Collected data:
--- --- ---
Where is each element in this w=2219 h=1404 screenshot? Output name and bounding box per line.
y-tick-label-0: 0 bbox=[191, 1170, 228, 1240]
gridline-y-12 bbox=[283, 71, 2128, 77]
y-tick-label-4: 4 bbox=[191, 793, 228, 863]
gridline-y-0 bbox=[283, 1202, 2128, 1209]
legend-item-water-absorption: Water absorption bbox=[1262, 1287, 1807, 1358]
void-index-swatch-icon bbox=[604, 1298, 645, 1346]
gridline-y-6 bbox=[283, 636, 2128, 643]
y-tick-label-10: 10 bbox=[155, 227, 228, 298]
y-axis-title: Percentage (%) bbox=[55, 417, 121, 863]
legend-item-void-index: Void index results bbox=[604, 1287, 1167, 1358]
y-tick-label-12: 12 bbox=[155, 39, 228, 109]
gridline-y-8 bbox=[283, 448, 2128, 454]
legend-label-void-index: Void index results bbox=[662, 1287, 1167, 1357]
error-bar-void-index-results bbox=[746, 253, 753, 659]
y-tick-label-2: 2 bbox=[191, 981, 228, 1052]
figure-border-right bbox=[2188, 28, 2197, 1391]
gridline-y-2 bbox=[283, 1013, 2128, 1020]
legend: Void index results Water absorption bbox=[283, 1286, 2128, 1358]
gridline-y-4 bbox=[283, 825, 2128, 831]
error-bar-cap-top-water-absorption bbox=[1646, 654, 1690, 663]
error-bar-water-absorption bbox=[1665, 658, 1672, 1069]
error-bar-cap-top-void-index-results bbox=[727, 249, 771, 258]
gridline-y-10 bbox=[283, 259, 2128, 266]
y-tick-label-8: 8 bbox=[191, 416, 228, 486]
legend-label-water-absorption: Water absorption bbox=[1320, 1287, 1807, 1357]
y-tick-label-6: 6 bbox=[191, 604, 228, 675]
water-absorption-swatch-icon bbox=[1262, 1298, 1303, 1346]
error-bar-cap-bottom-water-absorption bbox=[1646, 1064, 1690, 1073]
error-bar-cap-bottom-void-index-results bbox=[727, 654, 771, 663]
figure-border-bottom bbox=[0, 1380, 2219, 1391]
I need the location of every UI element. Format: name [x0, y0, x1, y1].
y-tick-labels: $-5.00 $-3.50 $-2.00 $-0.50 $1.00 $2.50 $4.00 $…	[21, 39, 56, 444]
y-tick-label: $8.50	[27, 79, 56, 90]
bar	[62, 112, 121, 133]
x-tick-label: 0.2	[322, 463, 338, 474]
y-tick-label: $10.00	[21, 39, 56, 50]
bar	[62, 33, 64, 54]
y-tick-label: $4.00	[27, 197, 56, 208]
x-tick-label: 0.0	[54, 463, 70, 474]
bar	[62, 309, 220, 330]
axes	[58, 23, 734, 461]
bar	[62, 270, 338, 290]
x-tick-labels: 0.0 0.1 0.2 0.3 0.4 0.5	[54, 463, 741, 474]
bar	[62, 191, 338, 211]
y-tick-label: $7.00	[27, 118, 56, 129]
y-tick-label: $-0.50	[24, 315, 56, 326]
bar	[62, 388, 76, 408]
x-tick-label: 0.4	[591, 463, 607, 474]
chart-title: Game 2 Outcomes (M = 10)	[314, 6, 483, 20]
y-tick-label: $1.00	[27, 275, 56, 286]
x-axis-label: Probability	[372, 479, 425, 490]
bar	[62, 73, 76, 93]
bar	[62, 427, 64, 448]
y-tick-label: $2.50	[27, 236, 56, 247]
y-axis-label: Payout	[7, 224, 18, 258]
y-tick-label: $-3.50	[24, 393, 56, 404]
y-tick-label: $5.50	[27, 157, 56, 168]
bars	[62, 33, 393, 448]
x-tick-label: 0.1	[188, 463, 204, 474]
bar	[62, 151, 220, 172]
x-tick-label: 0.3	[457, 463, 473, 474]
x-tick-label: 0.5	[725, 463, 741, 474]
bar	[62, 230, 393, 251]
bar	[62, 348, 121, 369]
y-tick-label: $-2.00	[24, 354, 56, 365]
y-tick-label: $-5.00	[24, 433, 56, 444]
--- --- ---
◆ Task ◆
Reproduce the listing above, replacing every "gridline" with "grid-line" and keeping everything else the same.

◆ In response ◆
Where is each element in this w=2219 h=1404 screenshot? Output name and bounding box per line.
y-tick-label-0: 0 bbox=[191, 1170, 228, 1240]
grid-line-y-12 bbox=[283, 71, 2128, 77]
y-tick-label-4: 4 bbox=[191, 793, 228, 863]
grid-line-y-0 bbox=[283, 1202, 2128, 1209]
legend-item-water-absorption: Water absorption bbox=[1262, 1287, 1807, 1358]
void-index-swatch-icon bbox=[604, 1298, 645, 1346]
grid-line-y-6 bbox=[283, 636, 2128, 643]
y-tick-label-10: 10 bbox=[155, 227, 228, 298]
y-axis-title: Percentage (%) bbox=[55, 417, 121, 863]
legend-item-void-index: Void index results bbox=[604, 1287, 1167, 1358]
y-tick-label-12: 12 bbox=[155, 39, 228, 109]
grid-line-y-8 bbox=[283, 448, 2128, 454]
legend-label-void-index: Void index results bbox=[662, 1287, 1167, 1357]
error-bar-void-index-results bbox=[746, 253, 753, 659]
y-tick-label-2: 2 bbox=[191, 981, 228, 1052]
figure-border-right bbox=[2188, 28, 2197, 1391]
grid-line-y-2 bbox=[283, 1013, 2128, 1020]
legend: Void index results Water absorption bbox=[283, 1286, 2128, 1358]
grid-line-y-4 bbox=[283, 825, 2128, 831]
error-bar-cap-top-water-absorption bbox=[1646, 654, 1690, 663]
error-bar-water-absorption bbox=[1665, 658, 1672, 1069]
error-bar-cap-top-void-index-results bbox=[727, 249, 771, 258]
grid-line-y-10 bbox=[283, 259, 2128, 266]
y-tick-label-8: 8 bbox=[191, 416, 228, 486]
legend-label-water-absorption: Water absorption bbox=[1320, 1287, 1807, 1357]
y-tick-label-6: 6 bbox=[191, 604, 228, 675]
water-absorption-swatch-icon bbox=[1262, 1298, 1303, 1346]
error-bar-cap-bottom-water-absorption bbox=[1646, 1064, 1690, 1073]
error-bar-cap-bottom-void-index-results bbox=[727, 654, 771, 663]
figure-border-bottom bbox=[0, 1380, 2219, 1391]
I need the location of every UI element. Format: name [x0, y0, x1, y1].
y-tick-labels: $-5.00 $-3.50 $-2.00 $-0.50 $1.00 $2.50 $4.00 $…	[21, 39, 56, 444]
y-tick-label: $8.50	[27, 79, 56, 90]
bar	[62, 112, 121, 133]
x-tick-label: 0.2	[322, 463, 338, 474]
y-tick-label: $10.00	[21, 39, 56, 50]
bar	[62, 33, 64, 54]
y-tick-label: $4.00	[27, 197, 56, 208]
x-tick-label: 0.0	[54, 463, 70, 474]
bar	[62, 309, 220, 330]
axes	[58, 23, 734, 461]
bar	[62, 270, 338, 290]
x-tick-labels: 0.0 0.1 0.2 0.3 0.4 0.5	[54, 463, 741, 474]
bar	[62, 191, 338, 211]
y-tick-label: $7.00	[27, 118, 56, 129]
y-tick-label: $-0.50	[24, 315, 56, 326]
bar	[62, 388, 76, 408]
x-tick-label: 0.4	[591, 463, 607, 474]
chart-title: Game 2 Outcomes (M = 10)	[314, 6, 483, 20]
y-tick-label: $1.00	[27, 275, 56, 286]
x-axis-label: Probability	[372, 479, 425, 490]
bar	[62, 73, 76, 93]
bar	[62, 427, 64, 448]
y-tick-label: $2.50	[27, 236, 56, 247]
y-axis-label: Payout	[7, 224, 18, 258]
y-tick-label: $-3.50	[24, 393, 56, 404]
y-tick-label: $5.50	[27, 157, 56, 168]
bars	[62, 33, 393, 448]
x-tick-label: 0.1	[188, 463, 204, 474]
bar	[62, 151, 220, 172]
x-tick-label: 0.3	[457, 463, 473, 474]
x-tick-label: 0.5	[725, 463, 741, 474]
bar	[62, 230, 393, 251]
bar	[62, 348, 121, 369]
y-tick-label: $-2.00	[24, 354, 56, 365]
y-tick-label: $-5.00	[24, 433, 56, 444]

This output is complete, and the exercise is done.